**THE EXERCISE:** Please pull out every line that includes the string "ylabel".

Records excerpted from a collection

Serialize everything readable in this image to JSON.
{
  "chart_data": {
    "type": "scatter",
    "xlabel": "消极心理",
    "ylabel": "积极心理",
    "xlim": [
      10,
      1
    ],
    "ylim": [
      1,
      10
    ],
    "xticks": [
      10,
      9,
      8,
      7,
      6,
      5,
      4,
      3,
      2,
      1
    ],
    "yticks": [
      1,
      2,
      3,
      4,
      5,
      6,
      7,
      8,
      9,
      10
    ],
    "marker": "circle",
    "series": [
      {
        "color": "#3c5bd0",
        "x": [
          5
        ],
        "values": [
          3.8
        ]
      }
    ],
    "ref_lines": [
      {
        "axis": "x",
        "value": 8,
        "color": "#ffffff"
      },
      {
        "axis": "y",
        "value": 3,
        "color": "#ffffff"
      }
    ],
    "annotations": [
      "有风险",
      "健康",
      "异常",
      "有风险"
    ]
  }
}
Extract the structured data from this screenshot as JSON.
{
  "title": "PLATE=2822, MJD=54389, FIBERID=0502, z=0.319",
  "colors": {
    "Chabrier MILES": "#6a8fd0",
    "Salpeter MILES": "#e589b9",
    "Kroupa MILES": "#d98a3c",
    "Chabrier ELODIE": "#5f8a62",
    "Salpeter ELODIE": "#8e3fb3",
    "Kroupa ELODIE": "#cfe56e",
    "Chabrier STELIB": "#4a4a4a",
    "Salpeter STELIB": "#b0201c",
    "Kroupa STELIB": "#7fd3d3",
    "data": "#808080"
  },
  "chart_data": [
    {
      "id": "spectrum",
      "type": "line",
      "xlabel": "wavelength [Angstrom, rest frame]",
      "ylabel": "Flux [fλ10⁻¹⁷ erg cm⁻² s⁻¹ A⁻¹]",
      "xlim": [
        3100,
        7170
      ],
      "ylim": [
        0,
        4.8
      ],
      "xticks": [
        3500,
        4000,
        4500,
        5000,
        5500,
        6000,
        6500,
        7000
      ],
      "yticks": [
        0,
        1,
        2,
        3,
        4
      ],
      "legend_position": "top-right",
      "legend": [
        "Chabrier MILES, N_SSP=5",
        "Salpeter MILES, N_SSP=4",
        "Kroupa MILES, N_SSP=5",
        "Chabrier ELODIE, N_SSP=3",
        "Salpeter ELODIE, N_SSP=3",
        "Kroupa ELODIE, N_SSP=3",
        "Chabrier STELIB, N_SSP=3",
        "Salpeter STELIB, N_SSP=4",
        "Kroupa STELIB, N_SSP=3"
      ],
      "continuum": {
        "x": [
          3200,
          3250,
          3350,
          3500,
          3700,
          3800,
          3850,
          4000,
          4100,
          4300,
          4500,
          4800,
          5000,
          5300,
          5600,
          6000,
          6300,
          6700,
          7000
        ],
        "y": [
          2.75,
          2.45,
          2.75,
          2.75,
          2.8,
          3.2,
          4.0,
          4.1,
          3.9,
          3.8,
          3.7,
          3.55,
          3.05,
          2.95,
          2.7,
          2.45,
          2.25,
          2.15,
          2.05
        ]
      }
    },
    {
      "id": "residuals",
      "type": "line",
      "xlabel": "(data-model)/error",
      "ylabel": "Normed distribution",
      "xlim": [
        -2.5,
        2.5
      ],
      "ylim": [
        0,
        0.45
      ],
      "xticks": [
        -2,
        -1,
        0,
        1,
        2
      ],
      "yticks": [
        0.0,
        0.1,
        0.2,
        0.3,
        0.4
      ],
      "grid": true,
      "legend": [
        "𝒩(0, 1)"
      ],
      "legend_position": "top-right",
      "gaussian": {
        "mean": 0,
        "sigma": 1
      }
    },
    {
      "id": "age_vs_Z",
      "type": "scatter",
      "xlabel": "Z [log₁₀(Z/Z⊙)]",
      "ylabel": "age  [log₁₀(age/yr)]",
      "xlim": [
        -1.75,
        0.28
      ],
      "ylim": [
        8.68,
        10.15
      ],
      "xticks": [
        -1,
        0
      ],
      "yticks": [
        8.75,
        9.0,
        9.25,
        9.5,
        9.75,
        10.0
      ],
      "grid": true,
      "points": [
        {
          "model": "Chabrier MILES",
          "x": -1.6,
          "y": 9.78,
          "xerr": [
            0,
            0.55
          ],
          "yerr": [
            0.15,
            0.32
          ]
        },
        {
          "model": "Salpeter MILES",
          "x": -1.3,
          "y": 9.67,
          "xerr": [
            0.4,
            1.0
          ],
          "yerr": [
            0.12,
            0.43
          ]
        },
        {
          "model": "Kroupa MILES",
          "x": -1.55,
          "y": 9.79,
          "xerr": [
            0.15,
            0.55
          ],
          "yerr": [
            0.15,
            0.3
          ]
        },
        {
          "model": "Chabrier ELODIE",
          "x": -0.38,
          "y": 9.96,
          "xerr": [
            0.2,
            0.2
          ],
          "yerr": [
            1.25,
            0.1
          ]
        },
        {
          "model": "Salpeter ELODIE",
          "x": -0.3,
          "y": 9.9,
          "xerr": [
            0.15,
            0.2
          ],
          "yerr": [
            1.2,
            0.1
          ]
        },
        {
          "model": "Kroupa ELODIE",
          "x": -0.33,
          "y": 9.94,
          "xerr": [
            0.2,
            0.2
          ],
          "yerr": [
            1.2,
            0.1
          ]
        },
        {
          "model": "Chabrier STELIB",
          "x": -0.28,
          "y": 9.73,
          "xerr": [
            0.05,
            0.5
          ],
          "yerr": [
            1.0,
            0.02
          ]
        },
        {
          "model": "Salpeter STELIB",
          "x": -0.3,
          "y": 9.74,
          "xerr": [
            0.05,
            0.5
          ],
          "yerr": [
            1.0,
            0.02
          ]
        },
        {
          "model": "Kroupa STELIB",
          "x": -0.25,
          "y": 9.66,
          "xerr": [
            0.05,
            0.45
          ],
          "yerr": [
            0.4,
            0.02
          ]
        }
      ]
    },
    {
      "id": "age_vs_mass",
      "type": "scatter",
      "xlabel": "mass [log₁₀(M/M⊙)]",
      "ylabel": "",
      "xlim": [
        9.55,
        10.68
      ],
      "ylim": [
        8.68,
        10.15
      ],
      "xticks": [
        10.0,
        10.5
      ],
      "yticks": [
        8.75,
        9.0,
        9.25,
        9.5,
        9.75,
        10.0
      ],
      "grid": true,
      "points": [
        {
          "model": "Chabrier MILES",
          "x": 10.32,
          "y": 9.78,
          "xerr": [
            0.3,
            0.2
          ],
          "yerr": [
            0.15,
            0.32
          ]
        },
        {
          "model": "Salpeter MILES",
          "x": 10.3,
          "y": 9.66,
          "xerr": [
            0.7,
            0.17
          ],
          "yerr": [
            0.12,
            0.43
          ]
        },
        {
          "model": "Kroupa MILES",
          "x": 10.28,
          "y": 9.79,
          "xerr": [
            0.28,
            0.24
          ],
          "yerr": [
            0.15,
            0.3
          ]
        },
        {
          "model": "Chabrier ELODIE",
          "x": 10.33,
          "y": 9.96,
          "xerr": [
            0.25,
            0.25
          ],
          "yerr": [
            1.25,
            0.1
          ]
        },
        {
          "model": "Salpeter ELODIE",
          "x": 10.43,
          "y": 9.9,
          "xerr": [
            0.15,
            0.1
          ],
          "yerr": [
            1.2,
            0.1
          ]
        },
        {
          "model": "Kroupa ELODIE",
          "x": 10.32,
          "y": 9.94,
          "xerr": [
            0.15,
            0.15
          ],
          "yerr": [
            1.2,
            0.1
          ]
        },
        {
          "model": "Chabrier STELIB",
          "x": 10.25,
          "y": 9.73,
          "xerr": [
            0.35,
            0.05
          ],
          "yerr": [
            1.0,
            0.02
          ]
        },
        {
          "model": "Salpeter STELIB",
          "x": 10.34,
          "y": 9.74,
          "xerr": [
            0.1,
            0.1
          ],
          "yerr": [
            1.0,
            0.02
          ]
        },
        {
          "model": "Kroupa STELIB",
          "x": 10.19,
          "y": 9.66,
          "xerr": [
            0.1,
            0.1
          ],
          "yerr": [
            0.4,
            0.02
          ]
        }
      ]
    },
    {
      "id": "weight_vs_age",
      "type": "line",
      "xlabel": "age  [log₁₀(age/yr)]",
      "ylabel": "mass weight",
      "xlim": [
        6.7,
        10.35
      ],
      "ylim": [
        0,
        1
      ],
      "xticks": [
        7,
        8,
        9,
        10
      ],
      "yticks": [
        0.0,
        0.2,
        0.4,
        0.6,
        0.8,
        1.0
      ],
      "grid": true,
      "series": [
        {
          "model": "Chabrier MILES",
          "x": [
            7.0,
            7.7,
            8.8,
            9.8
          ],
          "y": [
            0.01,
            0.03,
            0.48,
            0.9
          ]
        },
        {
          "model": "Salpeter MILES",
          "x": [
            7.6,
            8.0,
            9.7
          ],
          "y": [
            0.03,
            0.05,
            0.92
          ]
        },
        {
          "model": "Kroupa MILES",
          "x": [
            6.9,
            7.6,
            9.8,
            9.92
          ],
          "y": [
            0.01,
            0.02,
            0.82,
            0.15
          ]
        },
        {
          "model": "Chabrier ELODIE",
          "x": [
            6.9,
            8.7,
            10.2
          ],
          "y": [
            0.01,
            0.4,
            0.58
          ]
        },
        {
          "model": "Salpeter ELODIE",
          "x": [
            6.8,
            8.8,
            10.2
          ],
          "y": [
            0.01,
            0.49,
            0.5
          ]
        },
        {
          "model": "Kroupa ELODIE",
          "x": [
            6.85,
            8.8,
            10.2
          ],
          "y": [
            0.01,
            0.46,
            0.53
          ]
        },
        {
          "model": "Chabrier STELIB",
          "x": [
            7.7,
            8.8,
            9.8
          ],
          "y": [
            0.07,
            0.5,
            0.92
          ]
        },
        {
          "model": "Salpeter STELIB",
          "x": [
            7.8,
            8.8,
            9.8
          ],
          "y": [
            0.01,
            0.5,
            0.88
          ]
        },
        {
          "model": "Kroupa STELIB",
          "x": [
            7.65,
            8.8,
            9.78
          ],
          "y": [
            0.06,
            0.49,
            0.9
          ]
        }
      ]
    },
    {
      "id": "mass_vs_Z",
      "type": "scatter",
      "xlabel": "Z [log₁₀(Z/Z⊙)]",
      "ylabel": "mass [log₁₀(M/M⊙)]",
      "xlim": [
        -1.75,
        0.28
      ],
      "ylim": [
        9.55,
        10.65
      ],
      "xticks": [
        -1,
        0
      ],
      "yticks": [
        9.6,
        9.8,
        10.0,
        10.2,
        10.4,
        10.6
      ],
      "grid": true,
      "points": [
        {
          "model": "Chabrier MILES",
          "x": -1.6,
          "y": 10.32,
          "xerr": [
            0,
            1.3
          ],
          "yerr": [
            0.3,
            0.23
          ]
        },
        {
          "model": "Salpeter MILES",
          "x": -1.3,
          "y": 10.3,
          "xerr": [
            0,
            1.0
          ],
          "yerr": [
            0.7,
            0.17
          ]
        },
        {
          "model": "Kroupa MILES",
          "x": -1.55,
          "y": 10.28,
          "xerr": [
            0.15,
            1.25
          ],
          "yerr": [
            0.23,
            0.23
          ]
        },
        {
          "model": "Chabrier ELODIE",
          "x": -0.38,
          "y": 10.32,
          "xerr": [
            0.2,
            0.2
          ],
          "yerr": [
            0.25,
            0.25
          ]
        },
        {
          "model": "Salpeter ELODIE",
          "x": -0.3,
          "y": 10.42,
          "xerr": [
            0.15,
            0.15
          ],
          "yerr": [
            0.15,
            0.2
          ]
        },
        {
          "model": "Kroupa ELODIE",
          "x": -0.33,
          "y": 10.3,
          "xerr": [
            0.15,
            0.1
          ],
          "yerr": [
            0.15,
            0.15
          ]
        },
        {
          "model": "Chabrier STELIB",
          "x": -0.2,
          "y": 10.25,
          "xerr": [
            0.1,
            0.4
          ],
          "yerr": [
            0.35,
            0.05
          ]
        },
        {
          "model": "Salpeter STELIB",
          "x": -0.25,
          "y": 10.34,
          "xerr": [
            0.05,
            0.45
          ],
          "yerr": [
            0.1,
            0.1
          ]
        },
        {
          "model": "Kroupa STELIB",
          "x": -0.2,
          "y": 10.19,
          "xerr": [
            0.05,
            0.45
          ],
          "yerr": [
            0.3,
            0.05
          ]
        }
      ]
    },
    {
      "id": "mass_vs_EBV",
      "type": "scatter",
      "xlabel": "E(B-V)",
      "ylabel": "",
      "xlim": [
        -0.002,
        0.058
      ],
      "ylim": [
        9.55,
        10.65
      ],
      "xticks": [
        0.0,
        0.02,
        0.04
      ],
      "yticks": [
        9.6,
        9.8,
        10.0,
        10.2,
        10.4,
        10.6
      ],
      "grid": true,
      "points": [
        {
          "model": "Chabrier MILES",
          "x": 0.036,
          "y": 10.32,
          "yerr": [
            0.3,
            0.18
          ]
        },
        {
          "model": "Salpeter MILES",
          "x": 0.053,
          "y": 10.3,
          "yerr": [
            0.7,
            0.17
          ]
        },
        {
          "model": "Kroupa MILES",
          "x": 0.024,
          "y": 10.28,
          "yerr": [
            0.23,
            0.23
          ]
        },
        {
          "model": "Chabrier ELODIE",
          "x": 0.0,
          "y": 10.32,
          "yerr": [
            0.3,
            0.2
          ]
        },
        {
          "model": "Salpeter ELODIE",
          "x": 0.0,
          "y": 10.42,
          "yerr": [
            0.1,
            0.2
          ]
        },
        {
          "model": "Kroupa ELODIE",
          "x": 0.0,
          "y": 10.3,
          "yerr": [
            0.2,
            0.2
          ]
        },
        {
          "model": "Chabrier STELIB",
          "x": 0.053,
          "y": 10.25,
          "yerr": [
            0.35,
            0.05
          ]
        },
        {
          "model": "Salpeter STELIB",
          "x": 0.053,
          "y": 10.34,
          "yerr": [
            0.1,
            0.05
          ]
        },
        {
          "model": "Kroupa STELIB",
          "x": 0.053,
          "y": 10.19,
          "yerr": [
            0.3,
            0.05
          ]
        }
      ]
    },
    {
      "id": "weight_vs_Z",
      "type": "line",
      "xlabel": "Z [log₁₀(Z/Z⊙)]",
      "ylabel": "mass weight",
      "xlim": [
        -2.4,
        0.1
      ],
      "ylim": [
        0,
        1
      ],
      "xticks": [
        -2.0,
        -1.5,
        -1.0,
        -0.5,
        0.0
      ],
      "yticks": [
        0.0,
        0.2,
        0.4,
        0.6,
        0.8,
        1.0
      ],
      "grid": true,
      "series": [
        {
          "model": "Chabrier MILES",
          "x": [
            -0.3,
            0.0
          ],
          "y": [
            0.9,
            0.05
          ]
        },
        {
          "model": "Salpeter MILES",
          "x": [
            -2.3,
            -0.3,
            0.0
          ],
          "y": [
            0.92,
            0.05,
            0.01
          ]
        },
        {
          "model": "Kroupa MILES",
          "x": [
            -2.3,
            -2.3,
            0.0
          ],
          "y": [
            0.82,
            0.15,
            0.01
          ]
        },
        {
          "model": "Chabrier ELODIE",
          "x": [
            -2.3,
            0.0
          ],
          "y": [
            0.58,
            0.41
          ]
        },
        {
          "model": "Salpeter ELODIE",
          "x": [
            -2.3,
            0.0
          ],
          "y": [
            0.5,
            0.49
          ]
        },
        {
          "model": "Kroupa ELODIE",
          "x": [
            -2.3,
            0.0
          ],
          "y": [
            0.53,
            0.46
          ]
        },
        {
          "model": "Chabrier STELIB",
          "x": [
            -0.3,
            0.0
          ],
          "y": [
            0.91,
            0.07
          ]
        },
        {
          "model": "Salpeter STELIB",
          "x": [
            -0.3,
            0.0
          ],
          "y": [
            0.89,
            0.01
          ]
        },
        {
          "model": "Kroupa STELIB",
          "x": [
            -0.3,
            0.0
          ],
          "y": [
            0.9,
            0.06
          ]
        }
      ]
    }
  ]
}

**PROBLEM SOLUTION:**
    "ylabel": "积极心理",
      "ylabel": "Flux [fλ10⁻¹⁷ erg cm⁻² s⁻¹ A⁻¹]",
      "ylabel": "Normed distribution",
      "ylabel": "age  [log₁₀(age/yr)]",
      "ylabel": "",
      "ylabel": "mass weight",
      "ylabel": "mass [log₁₀(M/M⊙)]",
      "ylabel": "",
      "ylabel": "mass weight",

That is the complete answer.